Given request:
Pull every line holding the string "году" from the records below.

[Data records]

☆ ☆ ☆ ☆ ☆

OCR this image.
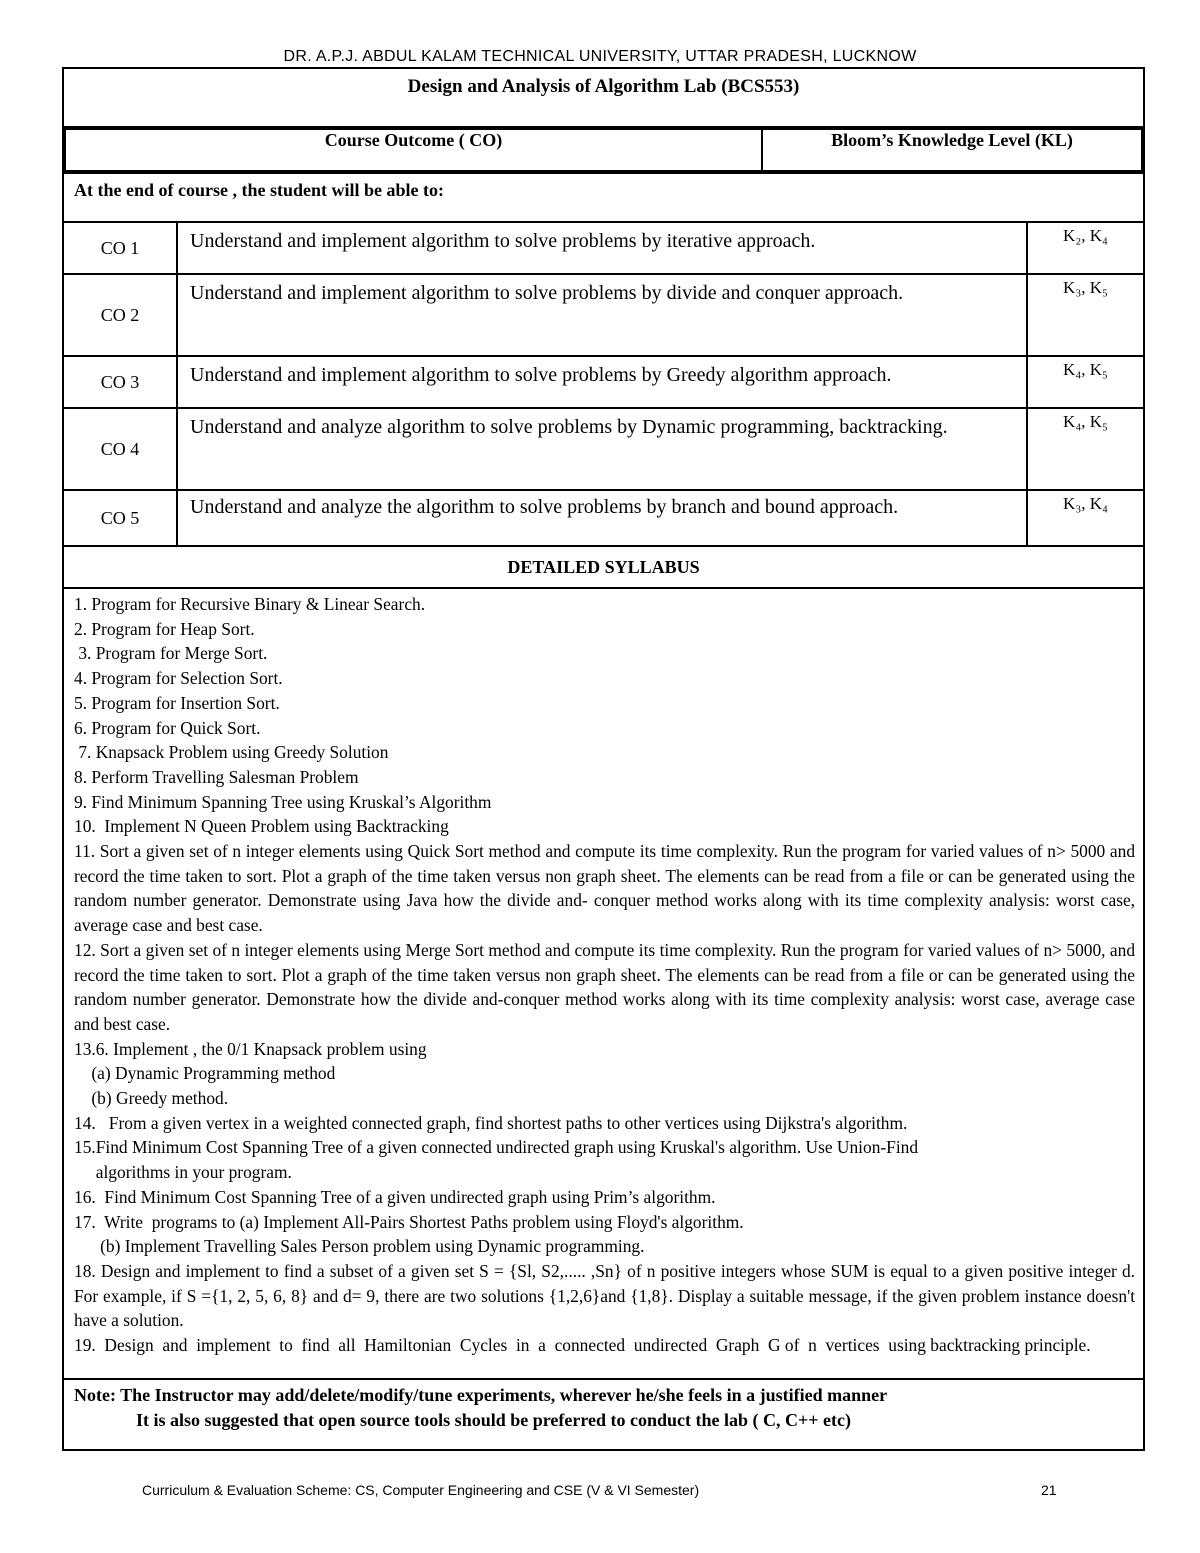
DR. A.P.J. ABDUL KALAM TECHNICAL UNIVERSITY, UTTAR PRADESH, LUCKNOW
Design and Analysis of Algorithm Lab (BCS553)

Course Outcome ( CO)	Bloom’s Knowledge Level (KL)

At the end of course , the student will be able to:
CO 1	Understand and implement algorithm to solve problems by iterative approach.	K₂, K₄
CO 2	Understand and implement algorithm to solve problems by divide and conquer approach.	K₃, K₅
CO 3	Understand and implement algorithm to solve problems by Greedy algorithm approach.	K₄, K₅
CO 4	Understand and analyze algorithm to solve problems by Dynamic programming, backtracking.	K₄, K₅
CO 5	Understand and analyze the algorithm to solve problems by branch and bound approach.	K₃, K₄
DETAILED SYLLABUS

1. Program for Recursive Binary & Linear Search.
2. Program for Heap Sort.
3. Program for Merge Sort.
4. Program for Selection Sort.
5. Program for Insertion Sort.
6. Program for Quick Sort.
7. Knapsack Problem using Greedy Solution
8. Perform Travelling Salesman Problem
9. Find Minimum Spanning Tree using Kruskal’s Algorithm
10.  Implement N Queen Problem using Backtracking
11. Sort a given set of n integer elements using Quick Sort method and compute its time complexity. Run the program for varied values of n> 5000 and record the time taken to sort. Plot a graph of the time taken versus non graph sheet. The elements can be read from a file or can be generated using the random number generator. Demonstrate using Java how the divide and- conquer method works along with its time complexity analysis: worst case, average case and best case.
12. Sort a given set of n integer elements using Merge Sort method and compute its time complexity. Run the program for varied values of n> 5000, and record the time taken to sort. Plot a graph of the time taken versus non graph sheet. The elements can be read from a file or can be generated using the random number generator. Demonstrate how the divide and-conquer method works along with its time complexity analysis: worst case, average case and best case.
13.6. Implement , the 0/1 Knapsack problem using
(a) Dynamic Programming method
(b) Greedy method.
14.   From a given vertex in a weighted connected graph, find shortest paths to other vertices using Dijkstra's algorithm.
15.Find Minimum Cost Spanning Tree of a given connected undirected graph using Kruskal's algorithm. Use Union-Find
algorithms in your program.
16.  Find Minimum Cost Spanning Tree of a given undirected graph using Prim’s algorithm.
17.  Write  programs to (a) Implement All-Pairs Shortest Paths problem using Floyd's algorithm.
(b) Implement Travelling Sales Person problem using Dynamic programming.
18. Design and implement to find a subset of a given set S = {Sl, S2,..... ,Sn} of n positive integers whose SUM is equal to a given positive integer d. For example, if S ={1, 2, 5, 6, 8} and d= 9, there are two solutions {1,2,6}and {1,8}. Display a suitable message, if the given problem instance doesn't have a solution.
19.  Design  and  implement  to  find  all  Hamiltonian  Cycles  in  a  connected  undirected  Graph  G of  n  vertices  using backtracking principle.

Note: The Instructor may add/delete/modify/tune experiments, wherever he/she feels in a justified manner
It is also suggested that open source tools should be preferred to conduct the lab ( C, C++ etc)
Curriculum & Evaluation Scheme: CS, Computer Engineering and CSE (V & VI Semester)	21
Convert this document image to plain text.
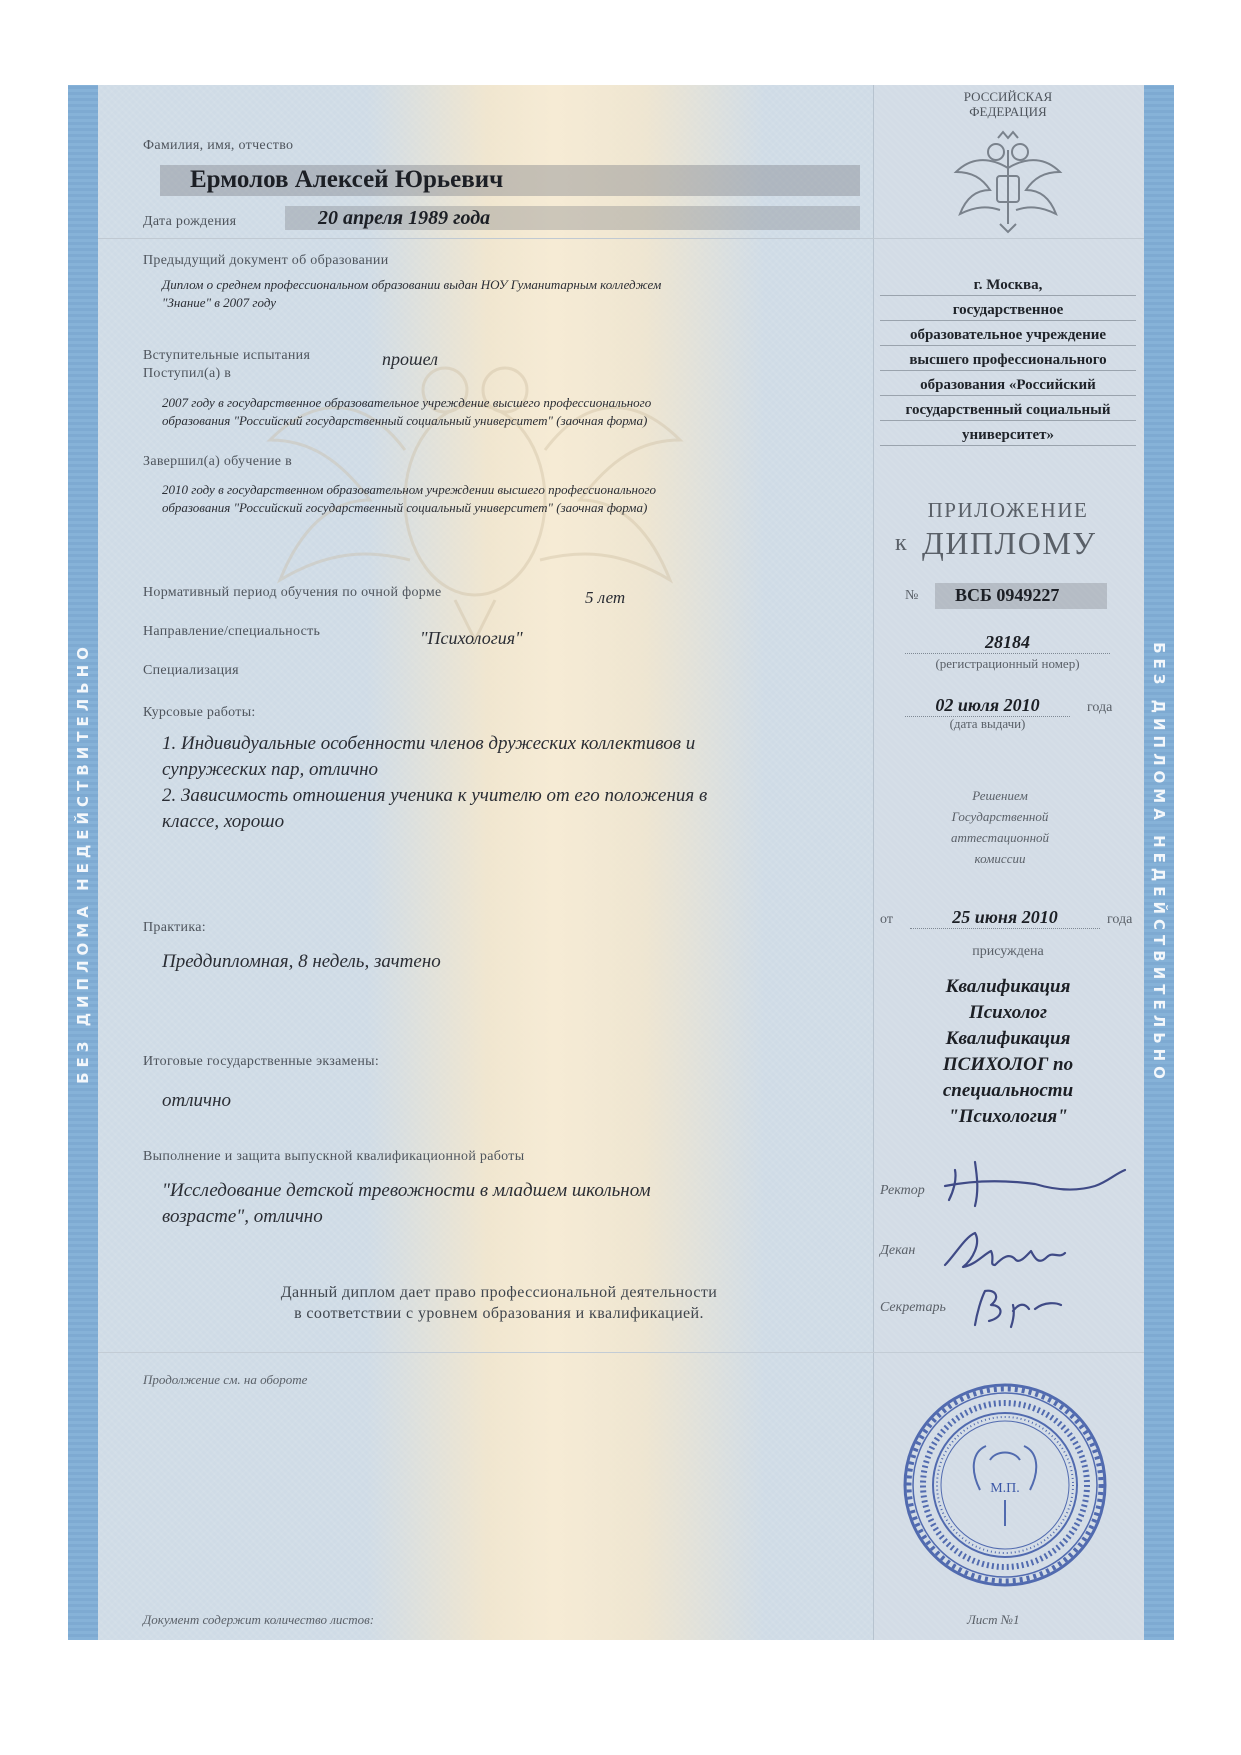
БЕЗ ДИПЛОМА НЕДЕЙСТВИТЕЛЬНО	БЕЗ ДИПЛОМА НЕДЕЙСТВИТЕЛЬНО
Фамилия, имя, отчество
Ермолов Алексей Юрьевич
Дата рождения	20 апреля 1989 года
Предыдущий документ об образовании
Диплом о среднем профессиональном образовании выдан НОУ Гуманитарным колледжем
"Знание" в 2007 году
Вступительные испытания	прошел
Поступил(а) в
2007 году в государственное образовательное учреждение высшего профессионального
образования "Российский государственный социальный университет" (заочная форма)
Завершил(а) обучение в
2010 году в государственном образовательном учреждении высшего профессионального
образования "Российский государственный социальный университет" (заочная форма)
Нормативный период обучения по очной форме	5 лет
Направление/специальность	"Психология"
Специализация
Курсовые работы:
1. Индивидуальные особенности членов дружеских коллективов и
супружеских пар, отлично
2. Зависимость отношения ученика к учителю от его положения в
классе, хорошо
Практика:
Преддипломная, 8 недель, зачтено
Итоговые государственные экзамены:
отлично
Выполнение и защита выпускной квалификационной работы
"Исследование детской тревожности в младшем школьном
возрасте", отлично
Данный диплом дает право профессиональной деятельности
в соответствии с уровнем образования и квалификацией.
Продолжение см. на обороте
Документ содержит количество листов:
РОССИЙСКАЯ
ФЕДЕРАЦИЯ
г. Москва,
государственное
образовательное учреждение
высшего профессионального
образования «Российский
государственный социальный
университет»
ПРИЛОЖЕНИЕ
к ДИПЛОМУ
№ ВСБ 0949227
28184
(регистрационный номер)
02 июля 2010	года
(дата выдачи)
Решением
Государственной
аттестационной
комиссии
от	25 июня 2010	года
присуждена
Квалификация
Психолог
Квалификация
ПСИХОЛОГ по
специальности
"Психология"
Ректор
Декан
Секретарь
М.П.
Лист №1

☆ ☆ ☆ ☆ ☆

Response:
"Знание" в 2007 году
2007 году в государственное образовательное учреждение высшего профессионального
2010 году в государственном образовательном учреждении высшего профессионального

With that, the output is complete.